» **Dataset content**
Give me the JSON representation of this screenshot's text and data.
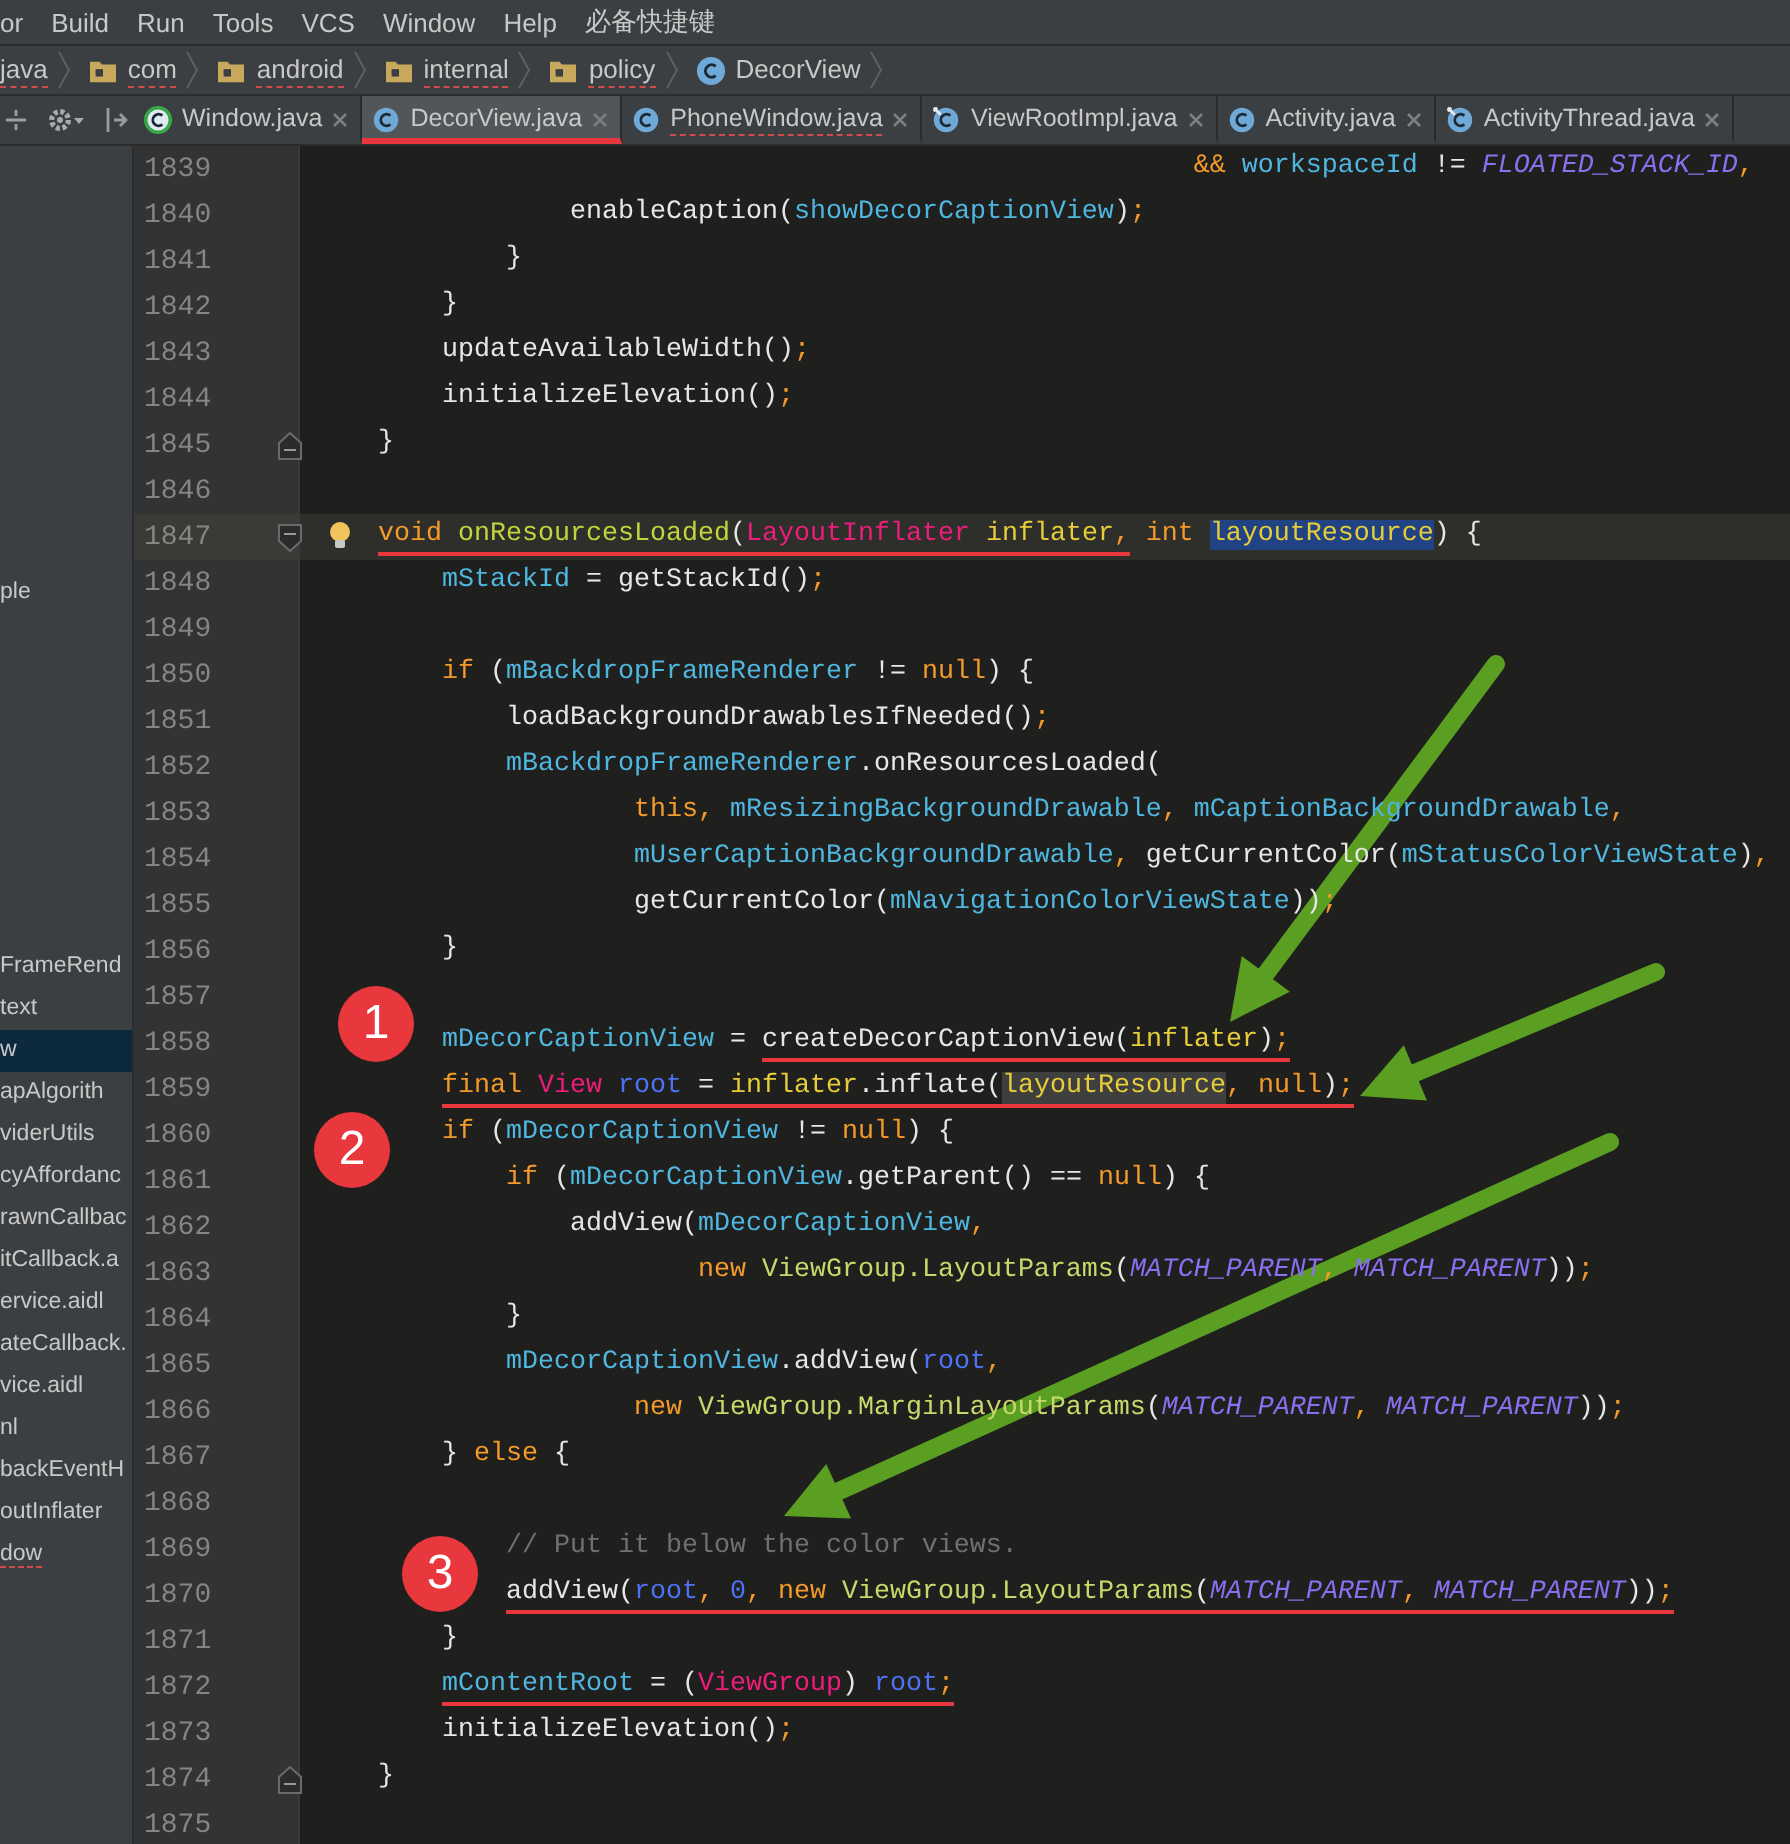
{
  "menu": [
    "or",
    "Build",
    "Run",
    "Tools",
    "VCS",
    "Window",
    "Help",
    "必备快捷键"
  ],
  "breadcrumbs": [
    {
      "label": "java",
      "kind": "none",
      "has_errors": true
    },
    {
      "label": "com",
      "kind": "folder",
      "has_errors": true
    },
    {
      "label": "android",
      "kind": "folder",
      "has_errors": true
    },
    {
      "label": "internal",
      "kind": "folder",
      "has_errors": true
    },
    {
      "label": "policy",
      "kind": "folder",
      "has_errors": true
    },
    {
      "label": "DecorView",
      "kind": "class",
      "has_errors": false
    }
  ],
  "tabs": [
    {
      "label": "Window.java",
      "kind": "abstract",
      "selected": false,
      "has_errors": false
    },
    {
      "label": "DecorView.java",
      "kind": "class",
      "selected": true,
      "has_errors": false
    },
    {
      "label": "PhoneWindow.java",
      "kind": "class",
      "selected": false,
      "has_errors": true
    },
    {
      "label": "ViewRootImpl.java",
      "kind": "final",
      "selected": false,
      "has_errors": false
    },
    {
      "label": "Activity.java",
      "kind": "class",
      "selected": false,
      "has_errors": false
    },
    {
      "label": "ActivityThread.java",
      "kind": "final",
      "selected": false,
      "has_errors": false
    }
  ],
  "project_tree": {
    "upper_items": [
      {
        "label": "ple",
        "selected": false,
        "has_errors": false
      }
    ],
    "items": [
      {
        "label": "FrameRend",
        "selected": false,
        "has_errors": false
      },
      {
        "label": "text",
        "selected": false,
        "has_errors": false
      },
      {
        "label": "w",
        "selected": true,
        "has_errors": false
      },
      {
        "label": "apAlgorith",
        "selected": false,
        "has_errors": false
      },
      {
        "label": "viderUtils",
        "selected": false,
        "has_errors": false
      },
      {
        "label": "cyAffordanc",
        "selected": false,
        "has_errors": false
      },
      {
        "label": "rawnCallbac",
        "selected": false,
        "has_errors": false
      },
      {
        "label": "itCallback.a",
        "selected": false,
        "has_errors": false
      },
      {
        "label": "ervice.aidl",
        "selected": false,
        "has_errors": false
      },
      {
        "label": "ateCallback.",
        "selected": false,
        "has_errors": false
      },
      {
        "label": "vice.aidl",
        "selected": false,
        "has_errors": false
      },
      {
        "label": "nl",
        "selected": false,
        "has_errors": false
      },
      {
        "label": "backEventH",
        "selected": false,
        "has_errors": false
      },
      {
        "label": "outInflater",
        "selected": false,
        "has_errors": false
      },
      {
        "label": "dow",
        "selected": false,
        "has_errors": true
      }
    ]
  },
  "lines": [
    {
      "number": "1839",
      "tokens": [
        {
          "text": "                                                       &&",
          "kind": "kw"
        },
        {
          "text": " workspaceId",
          "kind": "field"
        },
        {
          "text": " != ",
          "kind": "plain"
        },
        {
          "text": "FLOATED_STACK_ID",
          "kind": "const"
        },
        {
          "text": ",",
          "kind": "punct"
        }
      ]
    },
    {
      "number": "1840",
      "tokens": [
        {
          "text": "                enableCaption(",
          "kind": "plain"
        },
        {
          "text": "showDecorCaptionView",
          "kind": "field"
        },
        {
          "text": ")",
          "kind": "plain"
        },
        {
          "text": ";",
          "kind": "punct"
        }
      ]
    },
    {
      "number": "1841",
      "tokens": [
        {
          "text": "            }",
          "kind": "plain"
        }
      ]
    },
    {
      "number": "1842",
      "tokens": [
        {
          "text": "        }",
          "kind": "plain"
        }
      ]
    },
    {
      "number": "1843",
      "tokens": [
        {
          "text": "        updateAvailableWidth()",
          "kind": "plain"
        },
        {
          "text": ";",
          "kind": "punct"
        }
      ]
    },
    {
      "number": "1844",
      "tokens": [
        {
          "text": "        initializeElevation()",
          "kind": "plain"
        },
        {
          "text": ";",
          "kind": "punct"
        }
      ]
    },
    {
      "number": "1845",
      "fold_end": true,
      "tokens": [
        {
          "text": "    }",
          "kind": "plain"
        }
      ]
    },
    {
      "number": "1846"
    },
    {
      "number": "1847",
      "fold_start": true,
      "current": true,
      "intention": true,
      "tokens": [
        {
          "text": "    void",
          "kind": "kw",
          "underlined": true
        },
        {
          "text": " onResourcesLoaded",
          "kind": "method",
          "underlined": true
        },
        {
          "text": "(",
          "kind": "plain",
          "underlined": true
        },
        {
          "text": "LayoutInflater",
          "kind": "type",
          "underlined": true
        },
        {
          "text": " inflater",
          "kind": "param",
          "underlined": true
        },
        {
          "text": ",",
          "kind": "punct",
          "underlined": true
        },
        {
          "text": " int ",
          "kind": "kw"
        },
        {
          "text": "layoutResource",
          "kind": "param",
          "selected_occurrence": true
        },
        {
          "text": ") {",
          "kind": "plain"
        }
      ]
    },
    {
      "number": "1848",
      "tokens": [
        {
          "text": "        mStackId",
          "kind": "field"
        },
        {
          "text": " = getStackId()",
          "kind": "plain"
        },
        {
          "text": ";",
          "kind": "punct"
        }
      ]
    },
    {
      "number": "1849"
    },
    {
      "number": "1850",
      "tokens": [
        {
          "text": "        if",
          "kind": "kw"
        },
        {
          "text": " (",
          "kind": "plain"
        },
        {
          "text": "mBackdropFrameRenderer",
          "kind": "field"
        },
        {
          "text": " != ",
          "kind": "plain"
        },
        {
          "text": "null",
          "kind": "kw"
        },
        {
          "text": ") {",
          "kind": "plain"
        }
      ]
    },
    {
      "number": "1851",
      "tokens": [
        {
          "text": "            loadBackgroundDrawablesIfNeeded()",
          "kind": "plain"
        },
        {
          "text": ";",
          "kind": "punct"
        }
      ]
    },
    {
      "number": "1852",
      "tokens": [
        {
          "text": "            mBackdropFrameRenderer",
          "kind": "field"
        },
        {
          "text": ".onResourcesLoaded(",
          "kind": "plain"
        }
      ]
    },
    {
      "number": "1853",
      "tokens": [
        {
          "text": "                    this",
          "kind": "kw"
        },
        {
          "text": ",",
          "kind": "punct"
        },
        {
          "text": " mResizingBackgroundDrawable",
          "kind": "field"
        },
        {
          "text": ",",
          "kind": "punct"
        },
        {
          "text": " mCaptionBackgroundDrawable",
          "kind": "field"
        },
        {
          "text": ",",
          "kind": "punct"
        }
      ]
    },
    {
      "number": "1854",
      "tokens": [
        {
          "text": "                    mUserCaptionBackgroundDrawable",
          "kind": "field"
        },
        {
          "text": ",",
          "kind": "punct"
        },
        {
          "text": " getCurrentColor(",
          "kind": "plain"
        },
        {
          "text": "mStatusColorViewState",
          "kind": "field"
        },
        {
          "text": ")",
          "kind": "plain"
        },
        {
          "text": ",",
          "kind": "punct"
        }
      ]
    },
    {
      "number": "1855",
      "tokens": [
        {
          "text": "                    getCurrentColor(",
          "kind": "plain"
        },
        {
          "text": "mNavigationColorViewState",
          "kind": "field"
        },
        {
          "text": "))",
          "kind": "plain"
        },
        {
          "text": ";",
          "kind": "punct"
        }
      ]
    },
    {
      "number": "1856",
      "tokens": [
        {
          "text": "        }",
          "kind": "plain"
        }
      ]
    },
    {
      "number": "1857"
    },
    {
      "number": "1858",
      "marker": "1",
      "tokens": [
        {
          "text": "        mDecorCaptionView",
          "kind": "field"
        },
        {
          "text": " = ",
          "kind": "plain"
        },
        {
          "text": "createDecorCaptionView(",
          "kind": "plain",
          "underlined": true
        },
        {
          "text": "inflater",
          "kind": "param",
          "underlined": true
        },
        {
          "text": ")",
          "kind": "plain",
          "underlined": true
        },
        {
          "text": ";",
          "kind": "punct",
          "underlined": true
        }
      ]
    },
    {
      "number": "1859",
      "tokens": [
        {
          "text": "        final",
          "kind": "kw",
          "underlined": true
        },
        {
          "text": " View",
          "kind": "type",
          "underlined": true
        },
        {
          "text": " root",
          "kind": "local",
          "underlined": true
        },
        {
          "text": " = ",
          "kind": "plain",
          "underlined": true
        },
        {
          "text": "inflater",
          "kind": "param",
          "underlined": true
        },
        {
          "text": ".inflate(",
          "kind": "plain",
          "underlined": true
        },
        {
          "text": "layoutResource",
          "kind": "param",
          "underlined": true,
          "usage_highlight": true
        },
        {
          "text": ",",
          "kind": "punct",
          "underlined": true
        },
        {
          "text": " null",
          "kind": "kw",
          "underlined": true
        },
        {
          "text": ")",
          "kind": "plain",
          "underlined": true
        },
        {
          "text": ";",
          "kind": "punct",
          "underlined": true
        }
      ]
    },
    {
      "number": "1860",
      "marker": "2",
      "tokens": [
        {
          "text": "        if",
          "kind": "kw"
        },
        {
          "text": " (",
          "kind": "plain"
        },
        {
          "text": "mDecorCaptionView",
          "kind": "field"
        },
        {
          "text": " != ",
          "kind": "plain"
        },
        {
          "text": "null",
          "kind": "kw"
        },
        {
          "text": ") {",
          "kind": "plain"
        }
      ]
    },
    {
      "number": "1861",
      "tokens": [
        {
          "text": "            if",
          "kind": "kw"
        },
        {
          "text": " (",
          "kind": "plain"
        },
        {
          "text": "mDecorCaptionView",
          "kind": "field"
        },
        {
          "text": ".getParent() == ",
          "kind": "plain"
        },
        {
          "text": "null",
          "kind": "kw"
        },
        {
          "text": ") {",
          "kind": "plain"
        }
      ]
    },
    {
      "number": "1862",
      "tokens": [
        {
          "text": "                addView(",
          "kind": "plain"
        },
        {
          "text": "mDecorCaptionView",
          "kind": "field"
        },
        {
          "text": ",",
          "kind": "punct"
        }
      ]
    },
    {
      "number": "1863",
      "tokens": [
        {
          "text": "                        new",
          "kind": "kw"
        },
        {
          "text": " ViewGroup.LayoutParams",
          "kind": "ctor"
        },
        {
          "text": "(",
          "kind": "plain"
        },
        {
          "text": "MATCH_PARENT",
          "kind": "const"
        },
        {
          "text": ",",
          "kind": "punct"
        },
        {
          "text": " MATCH_PARENT",
          "kind": "const"
        },
        {
          "text": "))",
          "kind": "plain"
        },
        {
          "text": ";",
          "kind": "punct"
        }
      ]
    },
    {
      "number": "1864",
      "tokens": [
        {
          "text": "            }",
          "kind": "plain"
        }
      ]
    },
    {
      "number": "1865",
      "tokens": [
        {
          "text": "            mDecorCaptionView",
          "kind": "field"
        },
        {
          "text": ".addView(",
          "kind": "plain"
        },
        {
          "text": "root",
          "kind": "local"
        },
        {
          "text": ",",
          "kind": "punct"
        }
      ]
    },
    {
      "number": "1866",
      "tokens": [
        {
          "text": "                    new",
          "kind": "kw"
        },
        {
          "text": " ViewGroup.MarginLayoutParams",
          "kind": "ctor"
        },
        {
          "text": "(",
          "kind": "plain"
        },
        {
          "text": "MATCH_PARENT",
          "kind": "const"
        },
        {
          "text": ",",
          "kind": "punct"
        },
        {
          "text": " MATCH_PARENT",
          "kind": "const"
        },
        {
          "text": "))",
          "kind": "plain"
        },
        {
          "text": ";",
          "kind": "punct"
        }
      ]
    },
    {
      "number": "1867",
      "tokens": [
        {
          "text": "        } ",
          "kind": "plain"
        },
        {
          "text": "else",
          "kind": "kw"
        },
        {
          "text": " {",
          "kind": "plain"
        }
      ]
    },
    {
      "number": "1868"
    },
    {
      "number": "1869",
      "tokens": [
        {
          "text": "            // Put it below the color views.",
          "kind": "comment"
        }
      ]
    },
    {
      "number": "1870",
      "marker": "3",
      "tokens": [
        {
          "text": "            addView(",
          "kind": "plain",
          "underlined": true
        },
        {
          "text": "root",
          "kind": "local",
          "underlined": true
        },
        {
          "text": ",",
          "kind": "punct",
          "underlined": true
        },
        {
          "text": " 0",
          "kind": "num",
          "underlined": true
        },
        {
          "text": ",",
          "kind": "punct",
          "underlined": true
        },
        {
          "text": " new",
          "kind": "kw",
          "underlined": true
        },
        {
          "text": " ViewGroup.LayoutParams",
          "kind": "ctor",
          "underlined": true
        },
        {
          "text": "(",
          "kind": "plain",
          "underlined": true
        },
        {
          "text": "MATCH_PARENT",
          "kind": "const",
          "underlined": true
        },
        {
          "text": ",",
          "kind": "punct",
          "underlined": true
        },
        {
          "text": " MATCH_PARENT",
          "kind": "const",
          "underlined": true
        },
        {
          "text": "))",
          "kind": "plain",
          "underlined": true
        },
        {
          "text": ";",
          "kind": "punct",
          "underlined": true
        }
      ]
    },
    {
      "number": "1871",
      "tokens": [
        {
          "text": "        }",
          "kind": "plain"
        }
      ]
    },
    {
      "number": "1872",
      "tokens": [
        {
          "text": "        mContentRoot",
          "kind": "field",
          "underlined": true
        },
        {
          "text": " = (",
          "kind": "plain",
          "underlined": true
        },
        {
          "text": "ViewGroup",
          "kind": "type",
          "underlined": true
        },
        {
          "text": ") ",
          "kind": "plain",
          "underlined": true
        },
        {
          "text": "root",
          "kind": "local",
          "underlined": true
        },
        {
          "text": ";",
          "kind": "punct",
          "underlined": true
        }
      ]
    },
    {
      "number": "1873",
      "tokens": [
        {
          "text": "        initializeElevation()",
          "kind": "plain"
        },
        {
          "text": ";",
          "kind": "punct"
        }
      ]
    },
    {
      "number": "1874",
      "fold_end": true,
      "tokens": [
        {
          "text": "    }",
          "kind": "plain"
        }
      ]
    },
    {
      "number": "1875"
    }
  ]
}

» **Task goal**
Identify the lines above with the word "mBackdropFrameRenderer". Copy them.

» **Full output**
          "text": "mBackdropFrameRenderer",
          "text": "            mBackdropFrameRenderer",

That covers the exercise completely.